• [Data excerpts]
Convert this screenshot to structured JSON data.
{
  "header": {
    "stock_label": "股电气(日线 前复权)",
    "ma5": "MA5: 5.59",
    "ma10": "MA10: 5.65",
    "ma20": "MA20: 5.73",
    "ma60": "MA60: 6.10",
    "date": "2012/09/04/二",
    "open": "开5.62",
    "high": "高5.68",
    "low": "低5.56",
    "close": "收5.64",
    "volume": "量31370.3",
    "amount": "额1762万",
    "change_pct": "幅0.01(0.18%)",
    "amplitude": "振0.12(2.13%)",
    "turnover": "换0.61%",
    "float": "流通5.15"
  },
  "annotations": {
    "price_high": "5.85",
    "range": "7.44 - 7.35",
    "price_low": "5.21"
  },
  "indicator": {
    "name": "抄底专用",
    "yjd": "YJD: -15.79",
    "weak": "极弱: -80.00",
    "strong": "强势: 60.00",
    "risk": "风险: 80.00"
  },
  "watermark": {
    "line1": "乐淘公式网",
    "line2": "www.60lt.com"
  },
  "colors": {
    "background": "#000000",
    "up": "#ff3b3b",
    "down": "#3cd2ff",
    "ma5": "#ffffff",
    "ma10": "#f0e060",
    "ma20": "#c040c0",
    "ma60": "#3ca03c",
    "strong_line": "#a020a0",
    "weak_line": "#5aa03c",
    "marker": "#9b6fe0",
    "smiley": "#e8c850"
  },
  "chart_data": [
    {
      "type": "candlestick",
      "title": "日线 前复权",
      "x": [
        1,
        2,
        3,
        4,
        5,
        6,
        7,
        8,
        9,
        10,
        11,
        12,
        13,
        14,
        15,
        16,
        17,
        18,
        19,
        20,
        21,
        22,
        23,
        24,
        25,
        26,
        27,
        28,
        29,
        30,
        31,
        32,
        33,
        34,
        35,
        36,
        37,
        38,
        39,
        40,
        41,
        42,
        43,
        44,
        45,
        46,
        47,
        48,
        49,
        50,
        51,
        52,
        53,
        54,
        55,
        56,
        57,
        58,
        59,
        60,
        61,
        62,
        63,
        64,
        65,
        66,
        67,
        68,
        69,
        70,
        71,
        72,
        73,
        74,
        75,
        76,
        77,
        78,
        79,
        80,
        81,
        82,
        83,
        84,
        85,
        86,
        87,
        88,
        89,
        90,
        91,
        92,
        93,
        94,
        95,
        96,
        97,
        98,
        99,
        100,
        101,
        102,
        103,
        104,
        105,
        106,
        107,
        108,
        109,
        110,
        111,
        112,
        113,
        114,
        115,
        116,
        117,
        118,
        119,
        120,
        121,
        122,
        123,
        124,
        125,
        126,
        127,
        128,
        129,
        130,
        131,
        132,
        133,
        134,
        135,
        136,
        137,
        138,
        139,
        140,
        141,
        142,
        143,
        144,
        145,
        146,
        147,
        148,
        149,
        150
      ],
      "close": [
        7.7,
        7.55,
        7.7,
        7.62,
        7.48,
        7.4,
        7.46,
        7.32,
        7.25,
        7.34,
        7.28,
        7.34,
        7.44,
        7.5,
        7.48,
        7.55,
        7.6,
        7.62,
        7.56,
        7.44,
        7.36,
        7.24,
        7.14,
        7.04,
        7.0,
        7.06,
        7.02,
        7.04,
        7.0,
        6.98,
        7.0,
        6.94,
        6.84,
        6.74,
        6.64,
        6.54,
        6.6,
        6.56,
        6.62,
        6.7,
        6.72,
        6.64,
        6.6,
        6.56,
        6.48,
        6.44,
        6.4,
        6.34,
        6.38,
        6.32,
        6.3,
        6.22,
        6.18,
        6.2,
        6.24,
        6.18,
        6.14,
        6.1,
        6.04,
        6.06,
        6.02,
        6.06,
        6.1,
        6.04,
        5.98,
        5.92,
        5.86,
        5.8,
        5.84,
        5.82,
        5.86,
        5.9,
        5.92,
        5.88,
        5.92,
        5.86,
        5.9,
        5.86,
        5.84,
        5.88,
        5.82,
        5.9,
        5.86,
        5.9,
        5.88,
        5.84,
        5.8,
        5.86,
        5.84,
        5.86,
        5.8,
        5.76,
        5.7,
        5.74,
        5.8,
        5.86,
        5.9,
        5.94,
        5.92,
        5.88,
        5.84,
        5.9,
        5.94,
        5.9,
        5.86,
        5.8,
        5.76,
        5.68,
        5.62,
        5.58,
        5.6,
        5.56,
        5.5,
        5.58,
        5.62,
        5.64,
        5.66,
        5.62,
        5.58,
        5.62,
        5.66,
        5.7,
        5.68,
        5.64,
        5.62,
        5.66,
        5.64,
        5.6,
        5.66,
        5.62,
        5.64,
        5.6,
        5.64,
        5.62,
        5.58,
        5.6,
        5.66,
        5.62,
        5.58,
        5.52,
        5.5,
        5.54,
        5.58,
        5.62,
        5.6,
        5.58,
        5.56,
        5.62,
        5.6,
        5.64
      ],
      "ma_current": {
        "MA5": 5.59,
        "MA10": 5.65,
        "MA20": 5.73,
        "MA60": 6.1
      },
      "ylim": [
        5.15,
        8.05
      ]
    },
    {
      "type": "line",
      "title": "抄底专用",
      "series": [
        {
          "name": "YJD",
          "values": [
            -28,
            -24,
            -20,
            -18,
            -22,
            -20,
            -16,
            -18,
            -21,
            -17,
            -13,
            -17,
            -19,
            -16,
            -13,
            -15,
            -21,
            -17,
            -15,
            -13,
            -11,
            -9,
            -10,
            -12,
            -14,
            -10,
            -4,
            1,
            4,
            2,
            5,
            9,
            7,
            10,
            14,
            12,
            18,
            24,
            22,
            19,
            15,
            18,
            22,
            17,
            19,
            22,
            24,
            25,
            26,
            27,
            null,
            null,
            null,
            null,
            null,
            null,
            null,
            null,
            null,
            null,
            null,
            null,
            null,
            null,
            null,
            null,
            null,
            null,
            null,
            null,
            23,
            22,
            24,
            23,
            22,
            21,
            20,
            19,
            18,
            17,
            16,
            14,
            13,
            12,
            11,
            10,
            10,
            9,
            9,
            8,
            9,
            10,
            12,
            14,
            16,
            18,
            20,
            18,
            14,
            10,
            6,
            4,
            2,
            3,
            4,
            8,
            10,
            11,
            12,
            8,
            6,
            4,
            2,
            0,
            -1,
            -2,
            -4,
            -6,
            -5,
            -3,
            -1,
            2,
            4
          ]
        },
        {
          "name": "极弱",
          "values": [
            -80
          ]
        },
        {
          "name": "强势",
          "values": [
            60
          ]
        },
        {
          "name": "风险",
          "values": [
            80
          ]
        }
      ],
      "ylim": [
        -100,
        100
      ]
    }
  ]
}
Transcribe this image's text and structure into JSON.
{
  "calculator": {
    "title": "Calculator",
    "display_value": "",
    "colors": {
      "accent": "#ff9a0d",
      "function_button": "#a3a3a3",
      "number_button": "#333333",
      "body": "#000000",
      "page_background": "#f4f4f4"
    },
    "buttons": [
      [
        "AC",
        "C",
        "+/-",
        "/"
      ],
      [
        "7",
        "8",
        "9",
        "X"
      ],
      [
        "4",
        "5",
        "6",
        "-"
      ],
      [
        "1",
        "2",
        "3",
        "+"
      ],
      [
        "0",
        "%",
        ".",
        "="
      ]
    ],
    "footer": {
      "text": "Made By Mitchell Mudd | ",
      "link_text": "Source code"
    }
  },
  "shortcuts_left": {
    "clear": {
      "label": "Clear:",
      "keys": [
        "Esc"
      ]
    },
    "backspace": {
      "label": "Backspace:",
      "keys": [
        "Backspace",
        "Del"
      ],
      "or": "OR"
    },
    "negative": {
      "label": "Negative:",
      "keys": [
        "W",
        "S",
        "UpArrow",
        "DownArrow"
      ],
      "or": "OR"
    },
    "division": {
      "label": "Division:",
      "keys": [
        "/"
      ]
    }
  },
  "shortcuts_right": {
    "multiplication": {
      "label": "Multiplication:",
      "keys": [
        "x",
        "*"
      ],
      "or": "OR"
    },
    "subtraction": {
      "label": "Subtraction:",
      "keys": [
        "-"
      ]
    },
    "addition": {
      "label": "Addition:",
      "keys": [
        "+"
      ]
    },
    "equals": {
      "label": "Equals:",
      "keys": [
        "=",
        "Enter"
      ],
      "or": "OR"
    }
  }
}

• [Set task] Go through the preceding material and copy each line that has the word "title".

• [Output]
      "title": "日线 前复权",
      "title": "抄底专用",
    "title": "Calculator",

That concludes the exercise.